▶ **WORK INSTRUCTIONS**: Search the data for the string "регионального" and gather each line it is in.

** START OF RECORDS PROVIDED **

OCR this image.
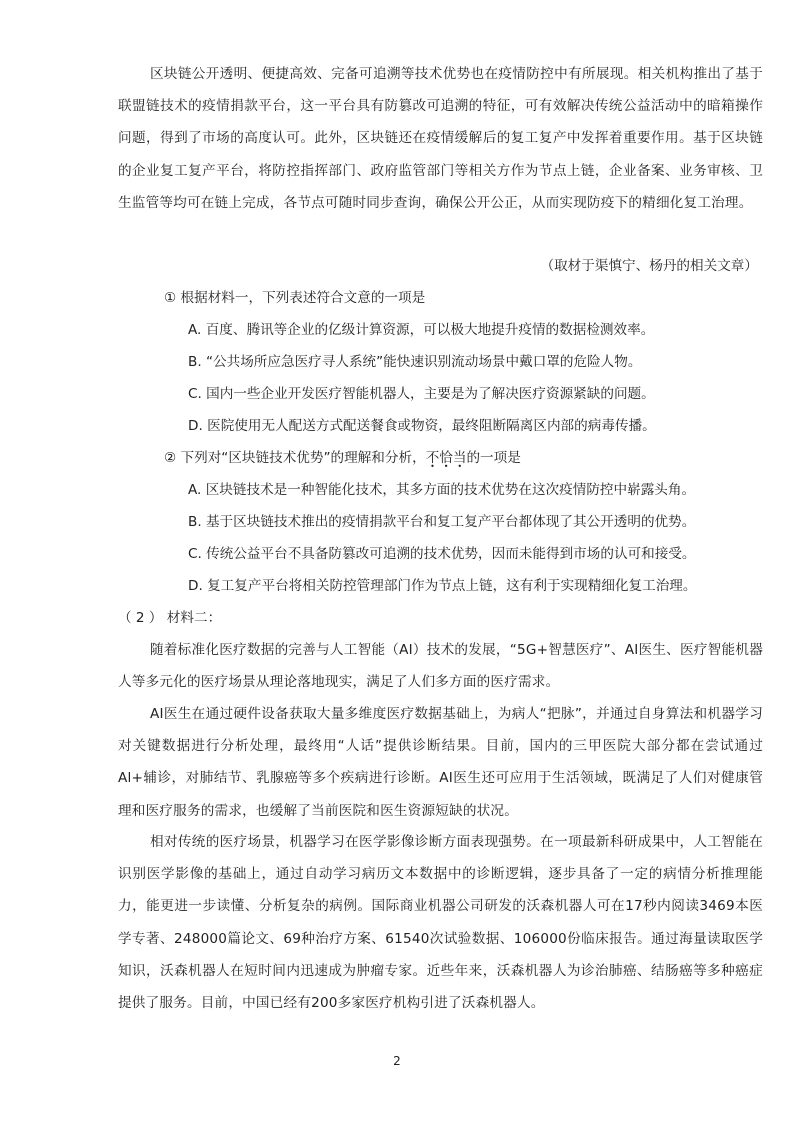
区块链公开透明、便捷高效、完备可追溯等技术优势也在疫情防控中有所展现。相关机构推出了基于联盟链技术的疫情捐款平台，这一平台具有防篡改可追溯的特征，可有效解决传统公益活动中的暗箱操作问题，得到了市场的高度认可。此外，区块链还在疫情缓解后的复工复产中发挥着重要作用。基于区块链的企业复工复产平台，将防控指挥部门、政府监管部门等相关方作为节点上链，企业备案、业务审核、卫生监管等均可在链上完成，各节点可随时同步查询，确保公开公正，从而实现防疫下的精细化复工治理。
（取材于渠慎宁、杨丹的相关文章）
① 根据材料一，下列表述符合文意的一项是
A. 百度、腾讯等企业的亿级计算资源，可以极大地提升疫情的数据检测效率。
B. “公共场所应急医疗寻人系统”能快速识别流动场景中戴口罩的危险人物。
C. 国内一些企业开发医疗智能机器人，主要是为了解决医疗资源紧缺的问题。
D. 医院使用无人配送方式配送餐食或物资，最终阻断隔离区内部的病毒传播。
② 下列对“区块链技术优势”的理解和分析，不恰当的一项是
A. 区块链技术是一种智能化技术，其多方面的技术优势在这次疫情防控中崭露头角。
B. 基于区块链技术推出的疫情捐款平台和复工复产平台都体现了其公开透明的优势。
C. 传统公益平台不具备防篡改可追溯的技术优势，因而未能得到市场的认可和接受。
D. 复工复产平台将相关防控管理部门作为节点上链，这有利于实现精细化复工治理。
（ 2 ） 材料二：
随着标准化医疗数据的完善与人工智能（AI）技术的发展，“5G+智慧医疗”、AI医生、医疗智能机器人等多元化的医疗场景从理论落地现实，满足了人们多方面的医疗需求。
AI医生在通过硬件设备获取大量多维度医疗数据基础上，为病人“把脉”，并通过自身算法和机器学习对关键数据进行分析处理，最终用“人话”提供诊断结果。目前，国内的三甲医院大部分都在尝试通过Al+辅诊，对肺结节、乳腺癌等多个疾病进行诊断。AI医生还可应用于生活领域，既满足了人们对健康管理和医疗服务的需求，也缓解了当前医院和医生资源短缺的状况。
相对传统的医疗场景，机器学习在医学影像诊断方面表现强势。在一项最新科研成果中，人工智能在识别医学影像的基础上，通过自动学习病历文本数据中的诊断逻辑，逐步具备了一定的病情分析推理能力，能更进一步读懂、分析复杂的病例。国际商业机器公司研发的沃森机器人可在17秒内阅读3469本医学专著、248000篇论文、69种治疗方案、61540次试验数据、106000份临床报告。通过海量读取医学知识，沃森机器人在短时间内迅速成为肿瘤专家。近些年来，沃森机器人为诊治肺癌、结肠癌等多种癌症提供了服务。目前，中国已经有200多家医疗机构引进了沃森机器人。
2
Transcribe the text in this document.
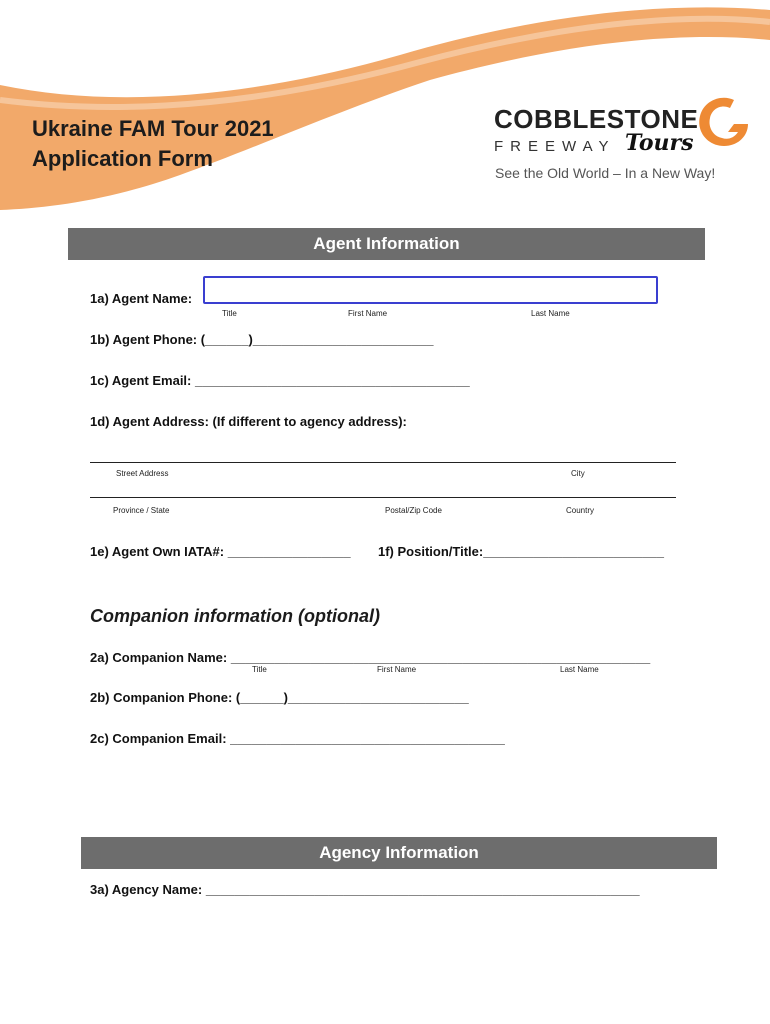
Ukraine FAM Tour 2021
Application Form
COBBLESTONE
FREEWAY Tours
See the Old World – In a New Way!
Agent Information
1a) Agent Name:
Title	First Name	Last Name
1b) Agent Phone: (______)_________________________
1c) Agent Email: ______________________________________
1d) Agent Address: (If different to agency address):
Street Address	City
Province / State	Postal/Zip Code	Country
1e) Agent Own IATA#: _________________ 1f) Position/Title:_________________________
Companion information (optional)
2a) Companion Name: __________________________________________________________
Title	First Name	Last Name
2b) Companion Phone: (______)_________________________
2c) Companion Email: ______________________________________
Agency Information
3a) Agency Name: ____________________________________________________________
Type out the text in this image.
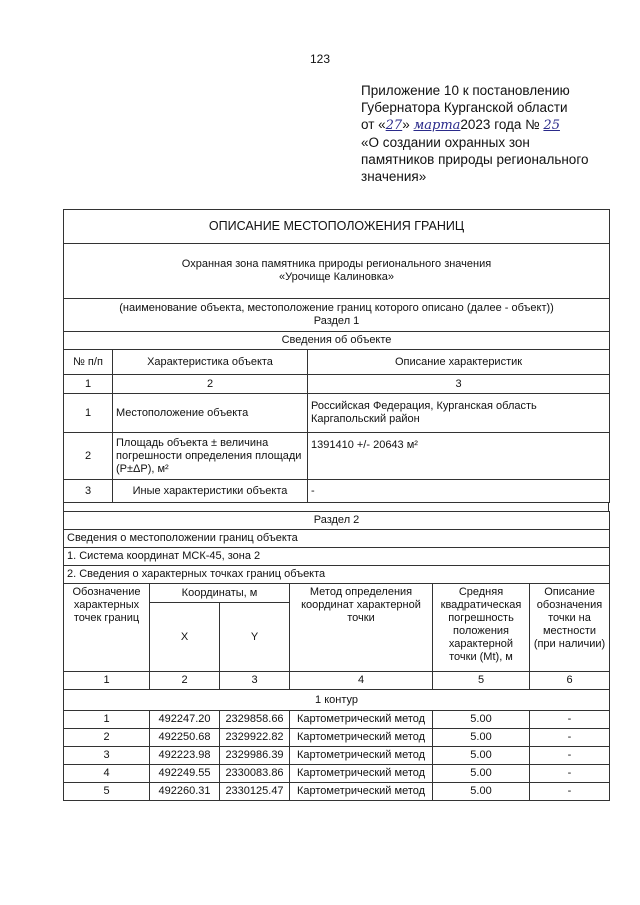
123
Приложение 10 к постановлению
Губернатора Курганской области
от «27» марта2023 года № 25
«О создании охранных зон
памятников природы регионального
значения»
ОПИСАНИЕ МЕСТОПОЛОЖЕНИЯ ГРАНИЦ		

Охранная зона памятника природы регионального значения
«Урочище Калиновка»		

(наименование объекта, местоположение границ которого описано (далее - объект))
Раздел 1		

Сведения об объекте		
№ п/п	Характеристика объекта	Описание характеристик
1	2	3
1	Местоположение объекта	Российская Федерация, Курганская область Каргапольский район
2	Площадь объекта ± величина погрешности определения площади (P±ΔP), м²	1391410 +/- 20643 м²
3	Иные характеристики объекта	-
Раздел 2					
Сведения о местоположении границ объекта					
1. Система координат МСК-45, зона 2					
2. Сведения о характерных точках границ объекта					
Обозначение характерных точек границ	Координаты, м		Метод определения координат характерной точки	Средняя квадратическая погрешность положения характерной точки (Mt), м	Описание обозначения точки на местности (при наличии)
	X	Y			
1	2	3	4	5	6
1 контур					
1	492247.20	2329858.66	Картометрический метод	5.00	-
2	492250.68	2329922.82	Картометрический метод	5.00	-
3	492223.98	2329986.39	Картометрический метод	5.00	-
4	492249.55	2330083.86	Картометрический метод	5.00	-
5	492260.31	2330125.47	Картометрический метод	5.00	-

** END OF RECORDS PROVIDED **

▶ **SOLUTION FOR THIS TASK**:
памятников природы регионального
Охранная зона памятника природы регионального значения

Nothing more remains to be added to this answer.